Do this — Print the data exactly, leaving nothing out.
··· The data
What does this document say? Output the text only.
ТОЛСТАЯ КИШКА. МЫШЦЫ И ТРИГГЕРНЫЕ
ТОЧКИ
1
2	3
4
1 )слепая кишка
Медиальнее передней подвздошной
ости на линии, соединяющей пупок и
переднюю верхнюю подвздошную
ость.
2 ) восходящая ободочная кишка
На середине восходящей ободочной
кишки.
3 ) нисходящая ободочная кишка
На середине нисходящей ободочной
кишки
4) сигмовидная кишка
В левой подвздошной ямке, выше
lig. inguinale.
······
Complete output —
What does this document say? Output the text only.
ТОЛСТАЯ КИШКА. МЫШЦЫ И ТРИГГЕРНЫЕ
ТОЧКИ
1
2	3
4
1 )слепая кишка
Медиальнее передней подвздошной
ости на линии, соединяющей пупок и
переднюю верхнюю подвздошную
ость.
2 ) восходящая ободочная кишка
На середине восходящей ободочной
кишки.
3 ) нисходящая ободочная кишка
На середине нисходящей ободочной
кишки
4) сигмовидная кишка
В левой подвздошной ямке, выше
lig. inguinale.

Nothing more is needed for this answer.